** Problem details **
Check every line of the entries below for the word "text", and copy the ones that have it.

[Collected data]

═══

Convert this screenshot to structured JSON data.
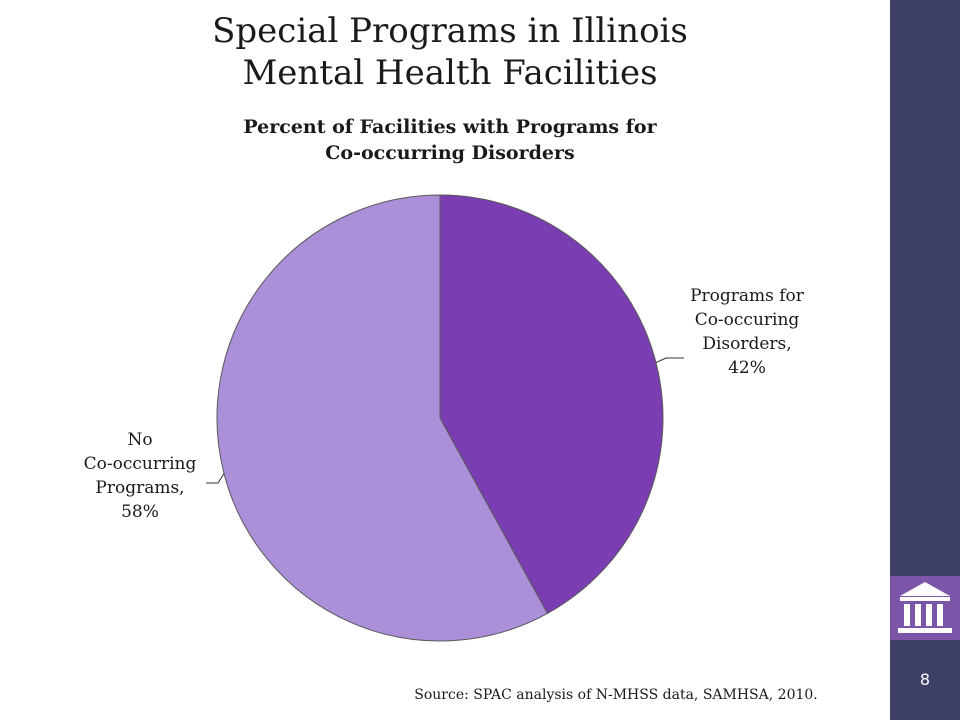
{
  "slide": {
    "title_line1": "Special Programs in Illinois",
    "title_line2": "Mental Health Facilities",
    "source": "Source: SPAC analysis of N-MHSS data, SAMHSA, 2010.",
    "page_number": "8",
    "logo_icon": "building-columns-icon"
  },
  "colors": {
    "sidebar": "#3e4066",
    "logo_bg": "#7b55a8",
    "slice_programs": "#7a3eb2",
    "slice_no_programs": "#ab8fd9"
  },
  "chart_data": {
    "type": "pie",
    "title_line1": "Percent of Facilities with Programs for",
    "title_line2": "Co-occurring Disorders",
    "slices": [
      {
        "label_lines": [
          "Programs for",
          "Co-occuring",
          "Disorders,",
          "42%"
        ],
        "value": 42,
        "color": "#7a3eb2"
      },
      {
        "label_lines": [
          "No",
          "Co-occurring",
          "Programs,",
          "58%"
        ],
        "value": 58,
        "color": "#ab8fd9"
      }
    ]
  }
}
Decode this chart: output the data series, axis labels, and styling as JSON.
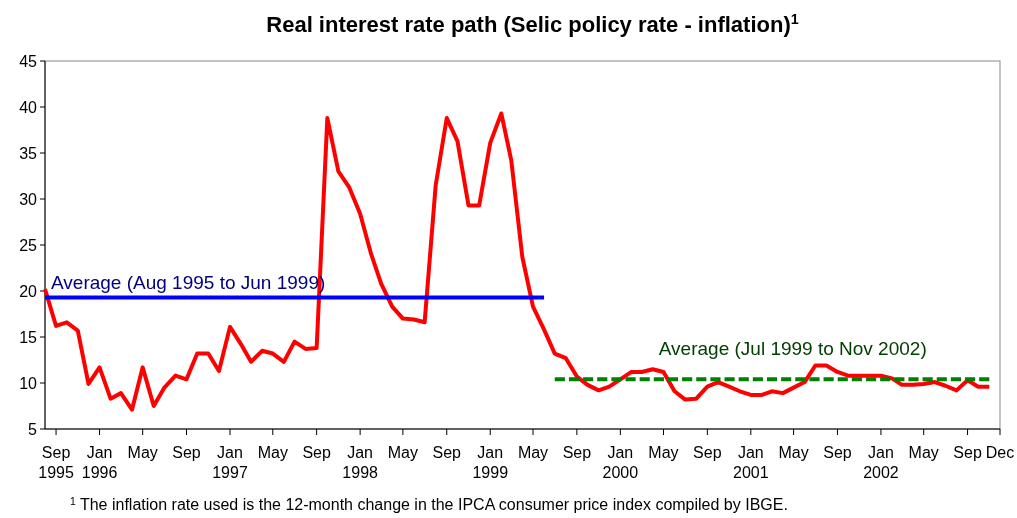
{
  "chart_data": {
    "type": "line",
    "title": "Real interest rate path (Selic policy rate - inflation)$^{1}$",
    "xlim": [
      "1995-08",
      "2002-12"
    ],
    "xticks": [
      {
        "value": "1995-09",
        "label": "Sep\n1995"
      },
      {
        "value": "1996-01",
        "label": "Jan\n1996"
      },
      {
        "value": "1996-05",
        "label": "May"
      },
      {
        "value": "1996-09",
        "label": "Sep"
      },
      {
        "value": "1997-01",
        "label": "Jan\n1997"
      },
      {
        "value": "1997-05",
        "label": "May"
      },
      {
        "value": "1997-09",
        "label": "Sep"
      },
      {
        "value": "1998-01",
        "label": "Jan\n1998"
      },
      {
        "value": "1998-05",
        "label": "May"
      },
      {
        "value": "1998-09",
        "label": "Sep"
      },
      {
        "value": "1999-01",
        "label": "Jan\n1999"
      },
      {
        "value": "1999-05",
        "label": "May"
      },
      {
        "value": "1999-09",
        "label": "Sep"
      },
      {
        "value": "2000-01",
        "label": "Jan\n2000"
      },
      {
        "value": "2000-05",
        "label": "May"
      },
      {
        "value": "2000-09",
        "label": "Sep"
      },
      {
        "value": "2001-01",
        "label": "Jan\n2001"
      },
      {
        "value": "2001-05",
        "label": "May"
      },
      {
        "value": "2001-09",
        "label": "Sep"
      },
      {
        "value": "2002-01",
        "label": "Jan\n2002"
      },
      {
        "value": "2002-05",
        "label": "May"
      },
      {
        "value": "2002-09",
        "label": "Sep"
      },
      {
        "value": "2002-12",
        "label": "Dec"
      }
    ],
    "ylim": [
      5,
      45
    ],
    "yticks": [
      5,
      10,
      15,
      20,
      25,
      30,
      35,
      40,
      45
    ],
    "grid": false,
    "marker": "none",
    "series": [
      {
        "color": "#ff0000",
        "line_style": "solid",
        "x": [
          "1995-08",
          "1995-09",
          "1995-10",
          "1995-11",
          "1995-12",
          "1996-01",
          "1996-02",
          "1996-03",
          "1996-04",
          "1996-05",
          "1996-06",
          "1996-07",
          "1996-08",
          "1996-09",
          "1996-10",
          "1996-11",
          "1996-12",
          "1997-01",
          "1997-02",
          "1997-03",
          "1997-04",
          "1997-05",
          "1997-06",
          "1997-07",
          "1997-08",
          "1997-09",
          "1997-10",
          "1997-11",
          "1997-12",
          "1998-01",
          "1998-02",
          "1998-03",
          "1998-04",
          "1998-05",
          "1998-06",
          "1998-07",
          "1998-08",
          "1998-09",
          "1998-10",
          "1998-11",
          "1998-12",
          "1999-01",
          "1999-02",
          "1999-03",
          "1999-04",
          "1999-05",
          "1999-06",
          "1999-07",
          "1999-08",
          "1999-09",
          "1999-10",
          "1999-11",
          "1999-12",
          "2000-01",
          "2000-02",
          "2000-03",
          "2000-04",
          "2000-05",
          "2000-06",
          "2000-07",
          "2000-08",
          "2000-09",
          "2000-10",
          "2000-11",
          "2000-12",
          "2001-01",
          "2001-02",
          "2001-03",
          "2001-04",
          "2001-05",
          "2001-06",
          "2001-07",
          "2001-08",
          "2001-09",
          "2001-10",
          "2001-11",
          "2001-12",
          "2002-01",
          "2002-02",
          "2002-03",
          "2002-04",
          "2002-05",
          "2002-06",
          "2002-07",
          "2002-08",
          "2002-09",
          "2002-10",
          "2002-11"
        ],
        "values": [
          20.2,
          16.2,
          16.6,
          15.7,
          9.9,
          11.7,
          8.3,
          8.9,
          7.1,
          11.7,
          7.5,
          9.5,
          10.8,
          10.4,
          13.2,
          13.2,
          11.3,
          16.1,
          14.2,
          12.3,
          13.5,
          13.2,
          12.3,
          14.5,
          13.7,
          13.8,
          38.8,
          33.0,
          31.3,
          28.4,
          24.0,
          20.8,
          18.3,
          17.0,
          16.9,
          16.6,
          31.5,
          38.8,
          36.3,
          29.3,
          29.3,
          36.1,
          39.3,
          34.2,
          23.7,
          18.3,
          15.8,
          13.2,
          12.7,
          10.7,
          9.8,
          9.2,
          9.6,
          10.4,
          11.2,
          11.2,
          11.5,
          11.2,
          9.1,
          8.2,
          8.3,
          9.6,
          10.1,
          9.6,
          9.1,
          8.7,
          8.7,
          9.1,
          8.9,
          9.5,
          10.1,
          11.9,
          11.9,
          11.2,
          10.8,
          10.8,
          10.8,
          10.8,
          10.5,
          9.8,
          9.8,
          9.9,
          10.1,
          9.7,
          9.2,
          10.3,
          9.6,
          9.6
        ]
      },
      {
        "color": "#0000ff",
        "line_style": "solid",
        "x": [
          "1995-08",
          "1999-06"
        ],
        "values": [
          19.3,
          19.3
        ]
      },
      {
        "color": "#008000",
        "line_style": "dashed",
        "x": [
          "1999-07",
          "2002-11"
        ],
        "values": [
          10.4,
          10.4
        ]
      }
    ],
    "annotations": [
      {
        "text": "Average (Aug 1995 to Jun 1999)",
        "x": "1995-08",
        "y": 19.3
      },
      {
        "text": "Average (Jul 1999 to Nov 2002)",
        "x": "2000-04",
        "y": 10.4
      },
      "$^{1}$ The inflation rate used is the 12-month change in the IPCA consumer price index compiled by IBGE."
    ]
  }
}
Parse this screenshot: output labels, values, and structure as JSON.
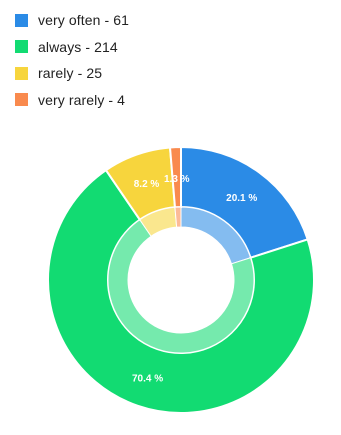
{
  "chart_data": {
    "type": "pie",
    "categories": [
      "very often",
      "always",
      "rarely",
      "very rarely"
    ],
    "values": [
      61,
      214,
      25,
      4
    ],
    "legend_labels": [
      "very often - 61",
      "always - 214",
      "rarely - 25",
      "very rarely - 4"
    ],
    "data_labels": [
      "20.1 %",
      "70.4 %",
      "8.2 %",
      "1.3 %"
    ],
    "colors": [
      "#2B8BE6",
      "#12DB72",
      "#F7D53D",
      "#F98A4E"
    ],
    "title": "",
    "legend_position": "top-left"
  }
}
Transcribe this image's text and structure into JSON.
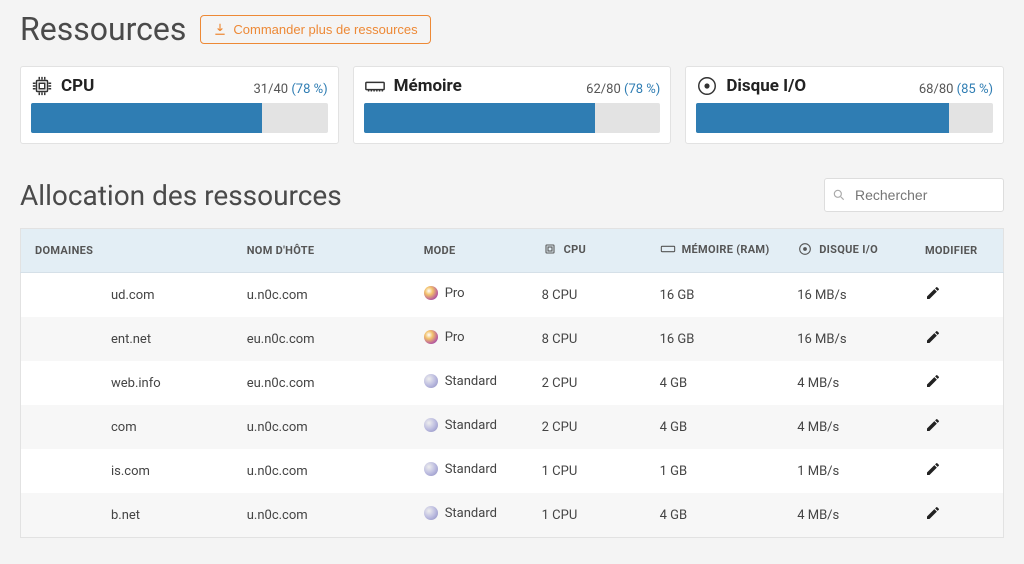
{
  "header": {
    "title": "Ressources",
    "order_button": "Commander plus de ressources"
  },
  "cards": {
    "cpu": {
      "label": "CPU",
      "used": 31,
      "total": 40,
      "pct": 78,
      "pct_display": "(78 %)",
      "bar_color": "#2f7db3",
      "bar_bg": "#e3e3e3"
    },
    "mem": {
      "label": "Mémoire",
      "used": 62,
      "total": 80,
      "pct": 78,
      "pct_display": "(78 %)",
      "bar_color": "#2f7db3",
      "bar_bg": "#e3e3e3"
    },
    "io": {
      "label": "Disque I/O",
      "used": 68,
      "total": 80,
      "pct": 85,
      "pct_display": "(85 %)",
      "bar_color": "#2f7db3",
      "bar_bg": "#e3e3e3"
    }
  },
  "allocation": {
    "title": "Allocation des ressources",
    "search_placeholder": "Rechercher"
  },
  "table": {
    "columns": {
      "domaines": "DOMAINES",
      "host": "NOM D'HÔTE",
      "mode": "MODE",
      "cpu": "CPU",
      "mem": "MÉMOIRE (RAM)",
      "io": "DISQUE I/O",
      "edit": "MODIFIER"
    },
    "rows": [
      {
        "domain": "ud.com",
        "host": "u.n0c.com",
        "mode": "Pro",
        "mode_class": "mode-pro",
        "cpu": "8 CPU",
        "mem": "16 GB",
        "io": "16 MB/s"
      },
      {
        "domain": "ent.net",
        "host": "eu.n0c.com",
        "mode": "Pro",
        "mode_class": "mode-pro",
        "cpu": "8 CPU",
        "mem": "16 GB",
        "io": "16 MB/s"
      },
      {
        "domain": "web.info",
        "host": "eu.n0c.com",
        "mode": "Standard",
        "mode_class": "mode-std",
        "cpu": "2 CPU",
        "mem": "4 GB",
        "io": "4 MB/s"
      },
      {
        "domain": "com",
        "host": "u.n0c.com",
        "mode": "Standard",
        "mode_class": "mode-std",
        "cpu": "2 CPU",
        "mem": "4 GB",
        "io": "4 MB/s"
      },
      {
        "domain": "is.com",
        "host": "u.n0c.com",
        "mode": "Standard",
        "mode_class": "mode-std",
        "cpu": "1 CPU",
        "mem": "1 GB",
        "io": "1 MB/s"
      },
      {
        "domain": "b.net",
        "host": "u.n0c.com",
        "mode": "Standard",
        "mode_class": "mode-std",
        "cpu": "1 CPU",
        "mem": "4 GB",
        "io": "4 MB/s"
      }
    ]
  },
  "colors": {
    "accent": "#2f7db3",
    "order_border": "#ed8936",
    "thead_bg": "#e3eef5",
    "row_alt": "#f7f7f7"
  }
}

═══

** Answer in full **
        "text": "Average (Aug 1995 to Jun 1999)",
        "text": "Average (Jul 1999 to Nov 2002)",
Transcribe this image's text and structure into JSON.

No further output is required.